### Problem requirements
Lines that hold the word "user" should be located and copied.

### Data in this exercise
************

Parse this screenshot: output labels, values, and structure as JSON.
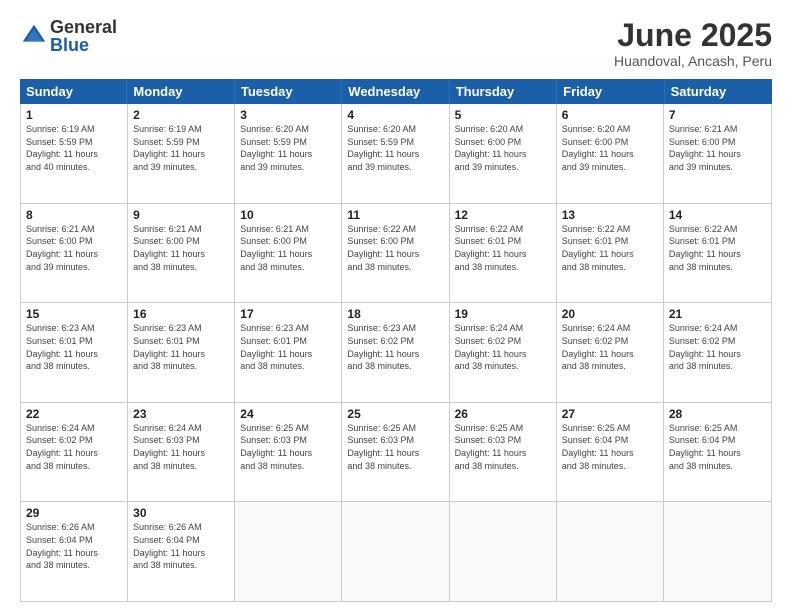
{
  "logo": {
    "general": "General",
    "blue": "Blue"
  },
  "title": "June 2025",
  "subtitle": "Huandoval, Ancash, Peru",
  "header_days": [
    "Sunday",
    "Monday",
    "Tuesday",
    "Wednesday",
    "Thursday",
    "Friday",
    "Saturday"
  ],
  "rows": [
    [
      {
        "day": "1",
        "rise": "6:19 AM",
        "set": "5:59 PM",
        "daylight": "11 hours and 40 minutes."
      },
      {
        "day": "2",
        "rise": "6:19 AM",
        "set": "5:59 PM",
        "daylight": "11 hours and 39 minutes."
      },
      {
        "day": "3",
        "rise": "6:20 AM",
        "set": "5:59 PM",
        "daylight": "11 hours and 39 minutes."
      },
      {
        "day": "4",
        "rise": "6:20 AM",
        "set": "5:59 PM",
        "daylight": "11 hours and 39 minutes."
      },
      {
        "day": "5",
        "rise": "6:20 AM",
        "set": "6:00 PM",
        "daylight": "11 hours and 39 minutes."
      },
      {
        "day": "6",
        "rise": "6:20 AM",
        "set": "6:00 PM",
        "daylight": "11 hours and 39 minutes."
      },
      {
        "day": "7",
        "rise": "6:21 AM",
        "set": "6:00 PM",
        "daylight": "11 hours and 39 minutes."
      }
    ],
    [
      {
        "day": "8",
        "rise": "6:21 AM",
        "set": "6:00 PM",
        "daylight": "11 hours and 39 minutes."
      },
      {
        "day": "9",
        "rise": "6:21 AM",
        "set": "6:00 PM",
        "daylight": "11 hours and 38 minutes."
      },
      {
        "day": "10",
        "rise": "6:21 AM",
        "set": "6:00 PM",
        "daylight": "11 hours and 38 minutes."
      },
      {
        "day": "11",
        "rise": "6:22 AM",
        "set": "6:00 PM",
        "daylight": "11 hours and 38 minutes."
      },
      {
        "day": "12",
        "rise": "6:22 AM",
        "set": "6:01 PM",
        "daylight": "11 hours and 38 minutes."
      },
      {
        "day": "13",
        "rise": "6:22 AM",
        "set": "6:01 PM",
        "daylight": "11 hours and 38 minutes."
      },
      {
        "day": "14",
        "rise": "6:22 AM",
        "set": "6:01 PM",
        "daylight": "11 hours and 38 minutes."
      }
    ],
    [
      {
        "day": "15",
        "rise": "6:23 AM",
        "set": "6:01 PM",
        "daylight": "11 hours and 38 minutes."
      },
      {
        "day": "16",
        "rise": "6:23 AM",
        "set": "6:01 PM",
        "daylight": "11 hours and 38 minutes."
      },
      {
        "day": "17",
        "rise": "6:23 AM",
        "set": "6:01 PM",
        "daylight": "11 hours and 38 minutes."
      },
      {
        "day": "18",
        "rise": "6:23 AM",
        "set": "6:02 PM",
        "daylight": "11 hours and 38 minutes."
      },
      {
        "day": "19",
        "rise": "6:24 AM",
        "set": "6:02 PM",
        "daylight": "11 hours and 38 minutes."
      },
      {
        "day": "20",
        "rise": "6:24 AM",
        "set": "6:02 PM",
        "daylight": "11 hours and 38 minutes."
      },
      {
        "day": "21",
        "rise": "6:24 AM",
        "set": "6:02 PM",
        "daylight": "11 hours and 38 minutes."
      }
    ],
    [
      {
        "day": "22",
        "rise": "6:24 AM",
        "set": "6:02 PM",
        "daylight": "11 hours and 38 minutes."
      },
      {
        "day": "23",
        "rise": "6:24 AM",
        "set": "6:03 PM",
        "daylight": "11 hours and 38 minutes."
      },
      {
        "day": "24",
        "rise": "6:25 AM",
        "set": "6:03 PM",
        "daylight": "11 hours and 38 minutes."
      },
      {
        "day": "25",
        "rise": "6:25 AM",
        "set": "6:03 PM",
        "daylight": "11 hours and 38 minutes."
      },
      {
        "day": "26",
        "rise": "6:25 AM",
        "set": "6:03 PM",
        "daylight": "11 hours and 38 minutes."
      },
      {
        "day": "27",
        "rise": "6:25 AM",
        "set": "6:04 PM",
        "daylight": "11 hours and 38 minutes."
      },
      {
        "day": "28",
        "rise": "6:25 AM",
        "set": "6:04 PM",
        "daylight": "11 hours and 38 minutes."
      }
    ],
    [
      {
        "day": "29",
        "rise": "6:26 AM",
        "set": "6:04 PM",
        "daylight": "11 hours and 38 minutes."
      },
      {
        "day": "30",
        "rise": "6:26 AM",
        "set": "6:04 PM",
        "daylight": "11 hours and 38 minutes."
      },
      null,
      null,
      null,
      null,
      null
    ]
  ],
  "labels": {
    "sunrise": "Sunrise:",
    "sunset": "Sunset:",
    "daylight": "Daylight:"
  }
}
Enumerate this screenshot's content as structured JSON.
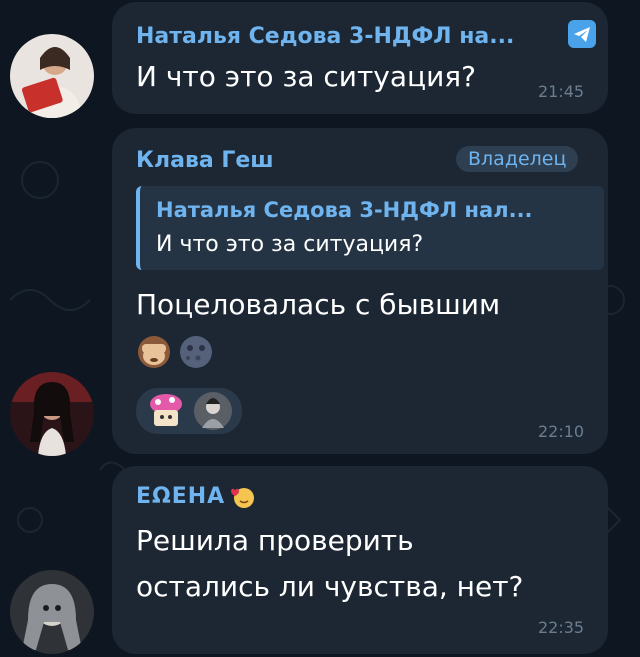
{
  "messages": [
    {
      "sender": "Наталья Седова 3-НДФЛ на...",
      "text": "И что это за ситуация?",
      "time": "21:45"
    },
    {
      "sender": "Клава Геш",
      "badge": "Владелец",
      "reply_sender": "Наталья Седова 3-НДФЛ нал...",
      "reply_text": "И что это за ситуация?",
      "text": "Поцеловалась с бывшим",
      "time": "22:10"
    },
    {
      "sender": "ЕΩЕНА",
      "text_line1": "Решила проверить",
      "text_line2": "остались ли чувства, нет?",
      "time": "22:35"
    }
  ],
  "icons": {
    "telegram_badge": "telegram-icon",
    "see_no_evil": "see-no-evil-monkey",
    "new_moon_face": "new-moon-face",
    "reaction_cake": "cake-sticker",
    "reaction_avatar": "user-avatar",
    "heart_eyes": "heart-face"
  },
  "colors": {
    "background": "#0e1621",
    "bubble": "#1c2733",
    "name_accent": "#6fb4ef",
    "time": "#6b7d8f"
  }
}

************

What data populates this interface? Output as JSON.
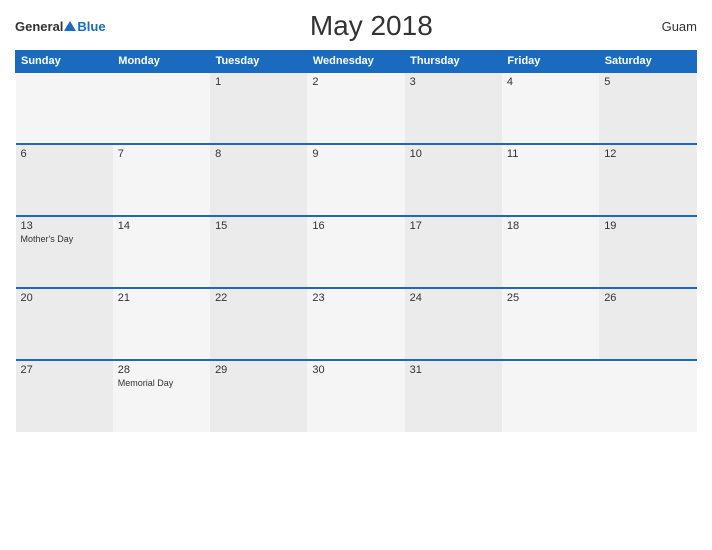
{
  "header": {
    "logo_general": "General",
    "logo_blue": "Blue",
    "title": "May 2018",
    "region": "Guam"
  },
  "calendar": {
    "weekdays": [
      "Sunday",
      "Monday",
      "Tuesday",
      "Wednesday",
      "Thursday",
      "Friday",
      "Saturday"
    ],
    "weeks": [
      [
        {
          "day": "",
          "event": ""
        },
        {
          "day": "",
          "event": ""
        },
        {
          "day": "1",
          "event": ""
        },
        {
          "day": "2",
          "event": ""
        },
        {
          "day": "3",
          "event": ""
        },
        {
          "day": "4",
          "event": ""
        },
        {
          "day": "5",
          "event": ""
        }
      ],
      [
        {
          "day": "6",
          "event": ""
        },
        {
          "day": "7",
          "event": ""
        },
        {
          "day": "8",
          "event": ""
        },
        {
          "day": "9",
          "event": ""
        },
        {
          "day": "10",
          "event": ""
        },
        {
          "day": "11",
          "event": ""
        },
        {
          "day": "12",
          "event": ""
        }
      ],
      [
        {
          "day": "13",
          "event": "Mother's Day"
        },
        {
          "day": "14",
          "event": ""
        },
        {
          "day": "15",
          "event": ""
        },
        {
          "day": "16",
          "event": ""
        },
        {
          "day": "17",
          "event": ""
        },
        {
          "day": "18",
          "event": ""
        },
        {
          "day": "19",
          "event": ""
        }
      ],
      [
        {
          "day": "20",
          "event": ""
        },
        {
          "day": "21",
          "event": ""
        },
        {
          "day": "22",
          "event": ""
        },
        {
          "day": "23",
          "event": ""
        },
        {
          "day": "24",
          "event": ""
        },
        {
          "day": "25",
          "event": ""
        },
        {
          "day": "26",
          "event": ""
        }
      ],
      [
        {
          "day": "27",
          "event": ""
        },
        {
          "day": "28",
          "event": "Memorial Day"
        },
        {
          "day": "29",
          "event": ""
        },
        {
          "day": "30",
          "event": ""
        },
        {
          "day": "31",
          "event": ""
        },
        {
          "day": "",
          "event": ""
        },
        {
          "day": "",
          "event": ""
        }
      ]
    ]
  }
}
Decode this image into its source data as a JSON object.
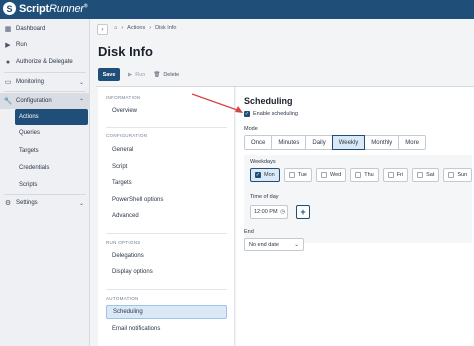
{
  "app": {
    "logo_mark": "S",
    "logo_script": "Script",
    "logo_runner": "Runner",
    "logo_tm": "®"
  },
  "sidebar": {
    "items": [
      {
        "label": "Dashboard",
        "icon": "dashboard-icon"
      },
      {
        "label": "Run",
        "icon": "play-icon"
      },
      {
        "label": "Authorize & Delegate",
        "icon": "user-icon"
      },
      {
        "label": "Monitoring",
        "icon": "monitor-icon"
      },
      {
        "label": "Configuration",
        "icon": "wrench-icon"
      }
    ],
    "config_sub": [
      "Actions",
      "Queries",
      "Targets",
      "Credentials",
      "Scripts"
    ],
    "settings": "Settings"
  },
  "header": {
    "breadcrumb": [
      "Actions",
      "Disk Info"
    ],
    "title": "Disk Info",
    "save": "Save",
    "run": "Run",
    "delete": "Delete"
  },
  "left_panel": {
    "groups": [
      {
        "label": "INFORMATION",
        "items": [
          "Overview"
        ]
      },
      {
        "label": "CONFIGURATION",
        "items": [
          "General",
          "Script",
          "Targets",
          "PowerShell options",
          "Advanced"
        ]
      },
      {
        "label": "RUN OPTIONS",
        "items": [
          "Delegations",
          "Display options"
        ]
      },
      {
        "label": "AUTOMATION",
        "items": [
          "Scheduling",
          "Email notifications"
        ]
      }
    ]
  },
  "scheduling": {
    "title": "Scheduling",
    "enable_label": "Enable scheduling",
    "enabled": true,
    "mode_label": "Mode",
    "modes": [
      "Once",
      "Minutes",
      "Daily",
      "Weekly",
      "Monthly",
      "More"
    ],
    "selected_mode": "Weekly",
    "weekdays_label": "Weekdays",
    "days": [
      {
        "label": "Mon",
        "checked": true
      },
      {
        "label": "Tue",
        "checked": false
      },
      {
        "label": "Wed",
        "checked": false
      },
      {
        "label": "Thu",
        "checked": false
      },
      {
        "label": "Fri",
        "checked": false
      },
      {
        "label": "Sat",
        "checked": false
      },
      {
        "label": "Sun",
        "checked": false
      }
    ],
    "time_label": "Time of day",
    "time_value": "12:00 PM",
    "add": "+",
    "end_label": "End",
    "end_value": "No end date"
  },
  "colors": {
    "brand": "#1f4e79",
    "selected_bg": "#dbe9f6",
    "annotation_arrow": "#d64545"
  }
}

************

### Solution for this problem
    "reaction_avatar": "user-avatar",
        "icon": "user-icon"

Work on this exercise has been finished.